Pictures in the data should be dropped; transcribe exactly the lines from the one that has "Serialize everything readable" through the one that has "Extract the structured".

* **Figure data in JSON**
= = = = =

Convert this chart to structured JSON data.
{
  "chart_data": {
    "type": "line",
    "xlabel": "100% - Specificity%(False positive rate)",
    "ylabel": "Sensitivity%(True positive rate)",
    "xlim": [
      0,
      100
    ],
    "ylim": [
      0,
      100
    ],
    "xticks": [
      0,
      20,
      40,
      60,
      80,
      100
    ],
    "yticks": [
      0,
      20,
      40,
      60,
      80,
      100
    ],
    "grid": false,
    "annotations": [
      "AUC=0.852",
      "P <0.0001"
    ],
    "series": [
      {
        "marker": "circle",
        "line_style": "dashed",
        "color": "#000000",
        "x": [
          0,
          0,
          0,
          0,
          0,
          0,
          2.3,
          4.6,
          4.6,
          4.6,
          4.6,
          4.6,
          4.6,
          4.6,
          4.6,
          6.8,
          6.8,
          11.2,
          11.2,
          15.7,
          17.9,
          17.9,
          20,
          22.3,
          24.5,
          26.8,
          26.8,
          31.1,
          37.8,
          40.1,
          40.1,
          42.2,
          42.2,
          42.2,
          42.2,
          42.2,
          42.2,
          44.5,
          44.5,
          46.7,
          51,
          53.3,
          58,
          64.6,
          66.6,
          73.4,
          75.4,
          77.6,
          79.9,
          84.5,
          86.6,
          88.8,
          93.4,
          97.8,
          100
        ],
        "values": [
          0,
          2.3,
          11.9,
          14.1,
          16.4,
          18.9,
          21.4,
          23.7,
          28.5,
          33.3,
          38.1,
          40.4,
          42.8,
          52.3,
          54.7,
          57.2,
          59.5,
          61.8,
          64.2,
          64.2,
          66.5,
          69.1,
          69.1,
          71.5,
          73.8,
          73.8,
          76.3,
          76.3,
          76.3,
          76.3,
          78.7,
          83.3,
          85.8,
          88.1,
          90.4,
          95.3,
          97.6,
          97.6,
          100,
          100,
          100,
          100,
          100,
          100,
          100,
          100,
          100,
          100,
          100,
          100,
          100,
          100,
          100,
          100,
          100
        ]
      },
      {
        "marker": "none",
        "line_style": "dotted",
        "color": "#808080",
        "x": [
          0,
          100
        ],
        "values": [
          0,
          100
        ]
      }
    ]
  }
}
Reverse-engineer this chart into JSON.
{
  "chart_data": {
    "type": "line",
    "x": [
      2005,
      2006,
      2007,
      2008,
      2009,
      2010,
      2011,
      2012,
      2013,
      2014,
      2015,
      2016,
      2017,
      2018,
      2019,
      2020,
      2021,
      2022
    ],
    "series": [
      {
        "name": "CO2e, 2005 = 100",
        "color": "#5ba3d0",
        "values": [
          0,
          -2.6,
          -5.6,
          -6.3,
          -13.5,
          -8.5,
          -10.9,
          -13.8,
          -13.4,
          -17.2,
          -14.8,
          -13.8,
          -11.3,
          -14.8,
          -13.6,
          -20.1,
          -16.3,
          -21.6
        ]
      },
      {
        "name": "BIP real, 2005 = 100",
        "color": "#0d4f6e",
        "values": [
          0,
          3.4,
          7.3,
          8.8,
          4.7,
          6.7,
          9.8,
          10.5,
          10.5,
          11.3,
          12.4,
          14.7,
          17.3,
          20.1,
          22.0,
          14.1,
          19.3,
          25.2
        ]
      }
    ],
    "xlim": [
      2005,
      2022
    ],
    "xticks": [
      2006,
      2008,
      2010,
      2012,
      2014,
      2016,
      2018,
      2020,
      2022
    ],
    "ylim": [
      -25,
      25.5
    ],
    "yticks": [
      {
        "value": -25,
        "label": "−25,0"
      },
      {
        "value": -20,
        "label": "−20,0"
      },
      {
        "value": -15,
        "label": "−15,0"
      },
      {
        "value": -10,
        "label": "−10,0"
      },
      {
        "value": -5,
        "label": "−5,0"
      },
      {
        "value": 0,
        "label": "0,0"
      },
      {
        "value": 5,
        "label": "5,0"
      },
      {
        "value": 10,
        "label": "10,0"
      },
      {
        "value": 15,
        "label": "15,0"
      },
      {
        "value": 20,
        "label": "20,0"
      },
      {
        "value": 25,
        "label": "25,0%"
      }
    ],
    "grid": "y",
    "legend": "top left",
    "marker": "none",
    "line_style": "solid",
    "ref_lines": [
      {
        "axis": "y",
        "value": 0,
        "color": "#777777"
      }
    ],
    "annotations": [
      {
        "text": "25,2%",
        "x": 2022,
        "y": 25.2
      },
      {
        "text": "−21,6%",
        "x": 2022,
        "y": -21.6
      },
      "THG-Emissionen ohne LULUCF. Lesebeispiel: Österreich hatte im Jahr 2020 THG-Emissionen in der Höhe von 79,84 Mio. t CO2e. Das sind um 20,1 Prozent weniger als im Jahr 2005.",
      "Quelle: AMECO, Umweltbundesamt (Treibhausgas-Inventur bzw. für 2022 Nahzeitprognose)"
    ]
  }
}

= = = = =

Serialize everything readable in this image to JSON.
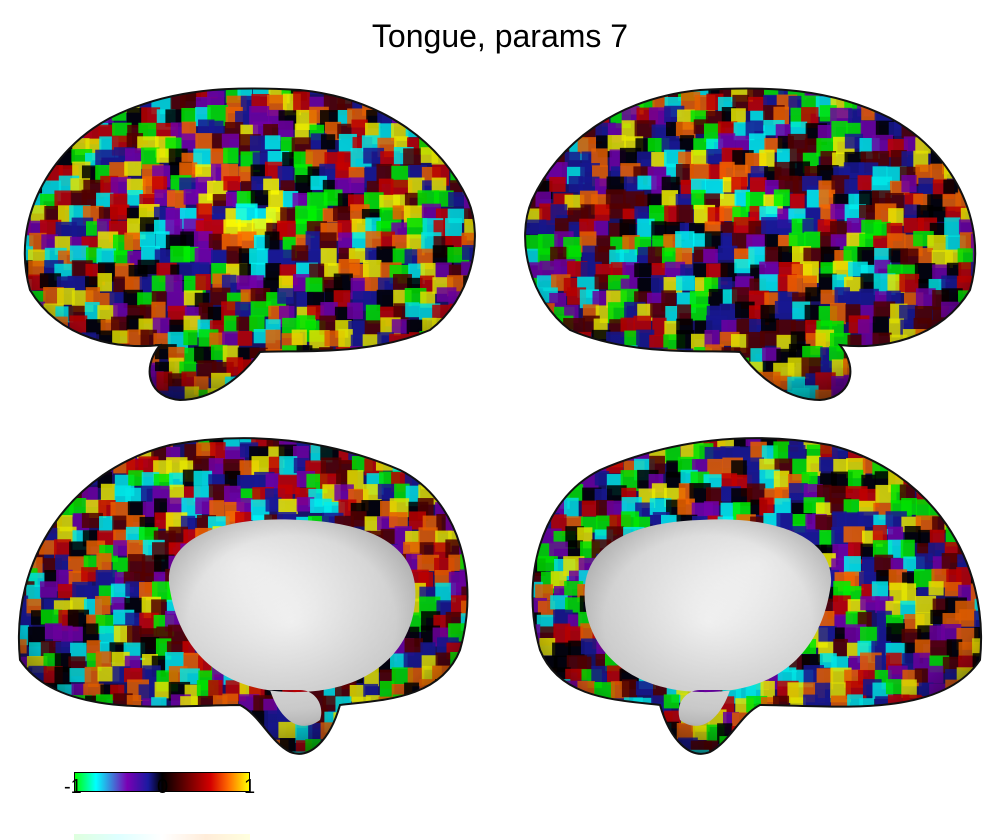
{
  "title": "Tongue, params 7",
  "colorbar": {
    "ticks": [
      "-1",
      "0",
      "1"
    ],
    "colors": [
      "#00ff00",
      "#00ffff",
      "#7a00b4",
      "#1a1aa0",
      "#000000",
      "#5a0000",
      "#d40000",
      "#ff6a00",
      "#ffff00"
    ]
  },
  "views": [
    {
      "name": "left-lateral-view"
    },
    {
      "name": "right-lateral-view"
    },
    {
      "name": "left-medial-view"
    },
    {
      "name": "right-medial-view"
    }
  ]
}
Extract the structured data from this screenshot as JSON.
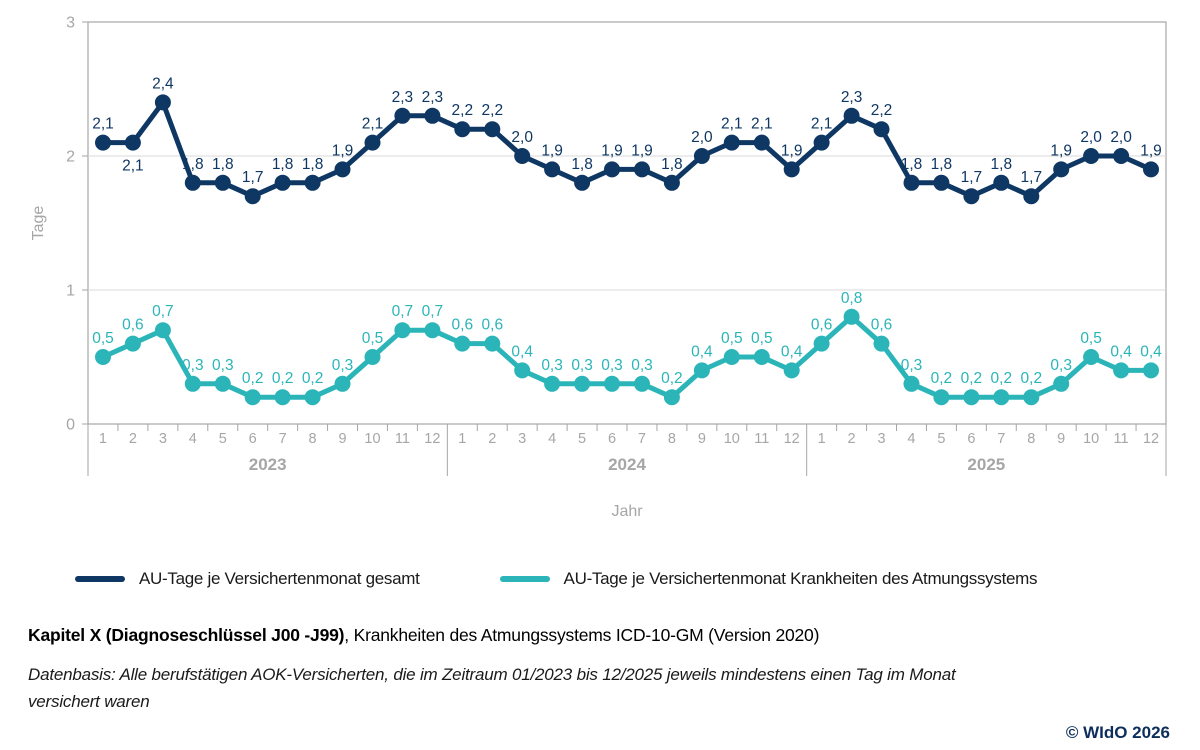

= = = = =

* **Answer for this exercise**
Serialize everything readable in this image to JSON.
{
  "title": "Tongue, params 7",
  "colorbar": {
    "ticks": [
      "-1",
      "0",
      "1"
    ],
    "colors": [
      "#00ff00",
      "#00ffff",
      "#7a00b4",
      "#1a1aa0",
      "#000000",
      "#5a0000",
      "#d40000",
      "#ff6a00",
      "#ffff00"
    ]
  },
  "views": [
    {
      "name": "left-lateral-view"
    },
    {
      "name": "right-lateral-view"
    },
    {
      "name": "left-medial-view"
    },
    {
      "name": "right-medial-view"
    }
  ]
}
Extract the structured data from this screenshot as JSON.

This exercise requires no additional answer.